━━━ Texte

Une photo portrait de Patrick Cloutier.
Photo: Louis Charles Dumais

Patrick Cloutier compte poursuivre l’œuvre de son père en s’assurant que le Groupe Cloutier ait une structure et des services adaptés aux besoins de son époque. Il mise notamment sur la technologie pour mieux servir les conseillers.

C’est en août 2019 que Patrick Cloutier a pris les rênes du Groupe Cloutier, la firme fondée il y a 40 ans à Trois-Rivières par son père, Gilles Cloutier. Celui-ci est devenu président du conseil d’administration dans la foulée de ce changement de garde.

Patrick Cloutier dirige une entreprise qui a crû au fil des ans.

Le Groupe Cloutier agit à titre d’agent général auprès d’une vingtaine d’assureurs et sert plus de 1 000 conseillers au Québec, en Ontario et dans les Maritimes. Il exploite cinq centres financiers au Québec.

Le déploiement de différentes filiales, y compris Groupe Cloutier Investissements, un courtier en épargne collective, en 2007, et de Groupe Cloutier Avantages Sociaux, un cabinet en assurance et rentes collectives, en 2008, a permis à l’entreprise d’être active dans les domaines de l’assurance vie, de la prestation du vivant, de l’assurance collective, de l’investissement et de la retraite, et du courtage hypothécaire.

━━━━━━

Consigne 1
Pourriez-vous recopier telles quelles les lignes de la liste, en commençant à celle qui contient « code-line: </head> bbox=[514, 304, 563, 320] » et en vous arrêtant après celle qui contient « 160, 412, 176] » ?

━━━ Contenu des données

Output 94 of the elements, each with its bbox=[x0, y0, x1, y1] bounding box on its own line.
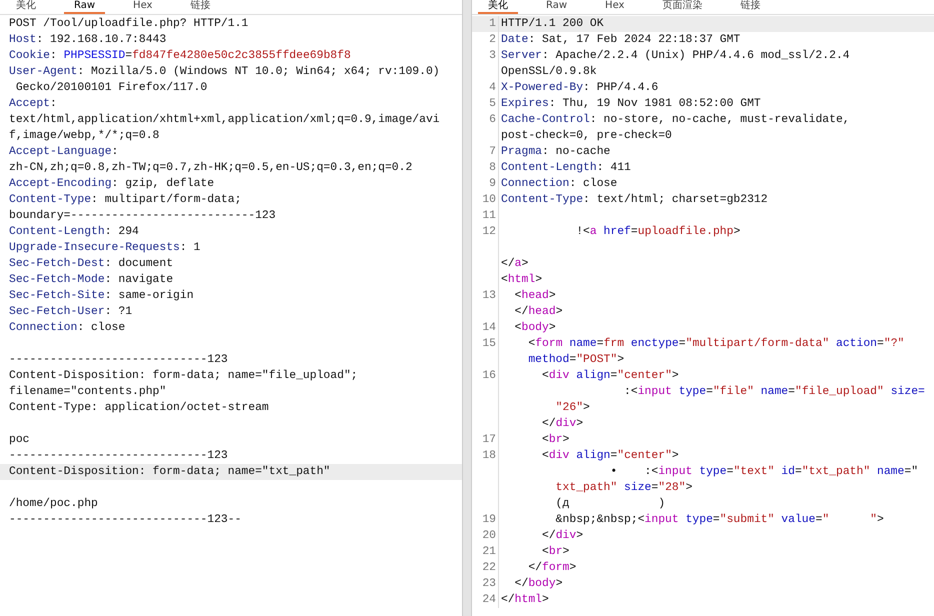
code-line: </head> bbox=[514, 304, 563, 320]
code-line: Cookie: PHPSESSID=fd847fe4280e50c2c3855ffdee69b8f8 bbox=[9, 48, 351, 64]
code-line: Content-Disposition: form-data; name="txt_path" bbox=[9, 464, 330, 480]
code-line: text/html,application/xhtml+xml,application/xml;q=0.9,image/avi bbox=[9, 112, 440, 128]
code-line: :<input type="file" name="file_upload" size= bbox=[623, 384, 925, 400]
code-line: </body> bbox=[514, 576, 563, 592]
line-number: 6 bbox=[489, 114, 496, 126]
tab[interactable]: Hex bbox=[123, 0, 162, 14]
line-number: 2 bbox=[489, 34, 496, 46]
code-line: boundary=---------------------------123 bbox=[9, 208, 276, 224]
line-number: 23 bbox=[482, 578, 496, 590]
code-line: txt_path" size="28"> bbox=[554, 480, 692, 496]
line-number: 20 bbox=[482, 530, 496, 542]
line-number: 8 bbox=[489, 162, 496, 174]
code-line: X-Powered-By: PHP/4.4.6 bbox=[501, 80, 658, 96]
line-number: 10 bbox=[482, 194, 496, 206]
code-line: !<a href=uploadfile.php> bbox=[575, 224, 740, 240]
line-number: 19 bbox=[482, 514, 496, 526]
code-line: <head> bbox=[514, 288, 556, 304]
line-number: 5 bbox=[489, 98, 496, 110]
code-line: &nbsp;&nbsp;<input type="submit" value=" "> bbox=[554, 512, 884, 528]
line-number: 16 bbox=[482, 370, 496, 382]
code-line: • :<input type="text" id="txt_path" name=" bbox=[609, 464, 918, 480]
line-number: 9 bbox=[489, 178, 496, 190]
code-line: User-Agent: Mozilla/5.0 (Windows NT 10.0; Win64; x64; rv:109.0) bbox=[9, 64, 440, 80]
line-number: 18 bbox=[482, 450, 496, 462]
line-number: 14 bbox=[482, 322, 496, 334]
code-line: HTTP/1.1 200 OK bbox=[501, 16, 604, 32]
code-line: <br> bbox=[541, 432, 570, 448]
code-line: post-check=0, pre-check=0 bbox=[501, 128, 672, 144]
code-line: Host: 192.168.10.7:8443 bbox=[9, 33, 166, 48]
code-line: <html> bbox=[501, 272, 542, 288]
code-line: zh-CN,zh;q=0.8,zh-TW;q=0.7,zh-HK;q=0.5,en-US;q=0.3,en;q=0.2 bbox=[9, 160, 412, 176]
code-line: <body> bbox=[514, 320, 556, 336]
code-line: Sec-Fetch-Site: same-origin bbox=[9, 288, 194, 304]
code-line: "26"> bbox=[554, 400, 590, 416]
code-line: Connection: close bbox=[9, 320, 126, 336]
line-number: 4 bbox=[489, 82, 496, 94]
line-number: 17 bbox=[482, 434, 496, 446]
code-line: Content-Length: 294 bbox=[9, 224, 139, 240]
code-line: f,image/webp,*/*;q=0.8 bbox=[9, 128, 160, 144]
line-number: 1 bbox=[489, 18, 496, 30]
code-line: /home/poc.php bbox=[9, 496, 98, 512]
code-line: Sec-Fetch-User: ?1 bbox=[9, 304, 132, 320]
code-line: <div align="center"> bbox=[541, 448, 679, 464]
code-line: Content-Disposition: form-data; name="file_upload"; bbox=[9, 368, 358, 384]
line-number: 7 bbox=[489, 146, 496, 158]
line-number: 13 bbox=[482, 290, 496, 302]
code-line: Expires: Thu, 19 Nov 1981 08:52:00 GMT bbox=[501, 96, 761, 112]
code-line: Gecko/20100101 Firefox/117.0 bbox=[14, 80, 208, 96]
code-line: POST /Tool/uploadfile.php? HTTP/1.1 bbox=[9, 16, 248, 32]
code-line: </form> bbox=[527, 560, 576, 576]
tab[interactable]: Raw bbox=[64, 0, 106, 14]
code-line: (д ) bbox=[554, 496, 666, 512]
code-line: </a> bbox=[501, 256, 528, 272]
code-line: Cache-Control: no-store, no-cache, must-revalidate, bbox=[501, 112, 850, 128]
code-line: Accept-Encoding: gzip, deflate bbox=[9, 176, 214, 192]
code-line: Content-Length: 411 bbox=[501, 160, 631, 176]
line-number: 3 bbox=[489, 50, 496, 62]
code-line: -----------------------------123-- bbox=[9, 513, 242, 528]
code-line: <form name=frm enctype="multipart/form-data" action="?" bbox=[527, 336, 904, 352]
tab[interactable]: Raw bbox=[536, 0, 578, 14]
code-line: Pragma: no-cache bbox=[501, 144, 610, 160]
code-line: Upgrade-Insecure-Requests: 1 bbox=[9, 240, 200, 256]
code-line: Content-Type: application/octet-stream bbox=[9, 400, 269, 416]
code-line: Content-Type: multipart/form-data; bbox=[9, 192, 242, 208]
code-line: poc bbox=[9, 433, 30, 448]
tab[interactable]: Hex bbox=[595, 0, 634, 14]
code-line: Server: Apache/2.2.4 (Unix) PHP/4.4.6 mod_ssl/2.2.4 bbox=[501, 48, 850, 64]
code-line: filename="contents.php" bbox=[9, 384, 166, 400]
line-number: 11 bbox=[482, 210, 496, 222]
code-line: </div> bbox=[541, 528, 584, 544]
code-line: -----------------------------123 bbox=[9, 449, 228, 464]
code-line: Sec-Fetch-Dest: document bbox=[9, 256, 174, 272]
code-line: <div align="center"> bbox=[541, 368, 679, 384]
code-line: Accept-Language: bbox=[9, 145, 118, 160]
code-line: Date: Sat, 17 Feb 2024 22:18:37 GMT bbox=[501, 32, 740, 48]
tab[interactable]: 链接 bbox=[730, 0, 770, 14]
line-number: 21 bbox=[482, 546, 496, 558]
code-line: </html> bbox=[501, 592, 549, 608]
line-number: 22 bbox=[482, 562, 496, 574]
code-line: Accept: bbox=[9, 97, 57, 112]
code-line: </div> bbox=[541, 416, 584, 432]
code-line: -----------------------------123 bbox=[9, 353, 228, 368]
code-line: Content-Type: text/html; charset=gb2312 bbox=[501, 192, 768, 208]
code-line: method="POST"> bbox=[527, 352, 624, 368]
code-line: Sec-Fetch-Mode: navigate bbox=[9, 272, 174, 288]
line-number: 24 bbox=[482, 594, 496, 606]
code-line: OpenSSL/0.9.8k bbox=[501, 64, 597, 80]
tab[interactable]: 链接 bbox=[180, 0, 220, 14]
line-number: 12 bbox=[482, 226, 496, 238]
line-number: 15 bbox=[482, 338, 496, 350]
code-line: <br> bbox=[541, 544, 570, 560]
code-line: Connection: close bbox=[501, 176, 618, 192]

━━━━━━

Consigne 2
D'après le texte sur Patrick Cloutier :
(a) Dans quelle ville le Groupe Cloutier a-t-il été fondé ?
(b) Combien de centres financiers le Groupe Cloutier exploite-t-il au Québec ?
(c) En quelle année la filiale Groupe Cloutier Avantages Sociaux a-t-elle été déployée ?

Résultat final 1
code-line: </head> bbox=[514, 304, 563, 320]
code-line: Cookie: PHPSESSID=fd847fe4280e50c2c3855ffdee69b8f8 bbox=[9, 48, 351, 64]
code-line: Content-Disposition: form-data; name="txt_path" bbox=[9, 464, 330, 480]
code-line: text/html,application/xhtml+xml,application/xml;q=0.9,image/avi bbox=[9, 112, 440, 128]
code-line: :<input type="file" name="file_upload" size= bbox=[623, 384, 925, 400]
code-line: </body> bbox=[514, 576, 563, 592]
line-number: 6 bbox=[489, 114, 496, 126]
tab[interactable]: Hex bbox=[123, 0, 162, 14]
line-number: 2 bbox=[489, 34, 496, 46]
code-line: boundary=---------------------------123 bbox=[9, 208, 276, 224]
line-number: 23 bbox=[482, 578, 496, 590]
code-line: txt_path" size="28"> bbox=[554, 480, 692, 496]
line-number: 20 bbox=[482, 530, 496, 542]
line-number: 8 bbox=[489, 162, 496, 174]
code-line: X-Powered-By: PHP/4.4.6 bbox=[501, 80, 658, 96]
line-number: 10 bbox=[482, 194, 496, 206]
code-line: !<a href=uploadfile.php> bbox=[575, 224, 740, 240]
line-number: 19 bbox=[482, 514, 496, 526]
code-line: <head> bbox=[514, 288, 556, 304]
line-number: 5 bbox=[489, 98, 496, 110]
code-line: &nbsp;&nbsp;<input type="submit" value=" "> bbox=[554, 512, 884, 528]
line-number: 16 bbox=[482, 370, 496, 382]
code-line: • :<input type="text" id="txt_path" name=" bbox=[609, 464, 918, 480]
line-number: 9 bbox=[489, 178, 496, 190]
code-line: User-Agent: Mozilla/5.0 (Windows NT 10.0; Win64; x64; rv:109.0) bbox=[9, 64, 440, 80]
line-number: 18 bbox=[482, 450, 496, 462]
line-number: 14 bbox=[482, 322, 496, 334]
code-line: HTTP/1.1 200 OK bbox=[501, 16, 604, 32]
code-line: <br> bbox=[541, 432, 570, 448]
code-line: post-check=0, pre-check=0 bbox=[501, 128, 672, 144]
code-line: Host: 192.168.10.7:8443 bbox=[9, 33, 166, 48]
code-line: <html> bbox=[501, 272, 542, 288]
code-line: zh-CN,zh;q=0.8,zh-TW;q=0.7,zh-HK;q=0.5,en-US;q=0.3,en;q=0.2 bbox=[9, 160, 412, 176]

Résultat final 2
(a) À Trois-Rivières.
(b) Cinq.
(c) En 2008.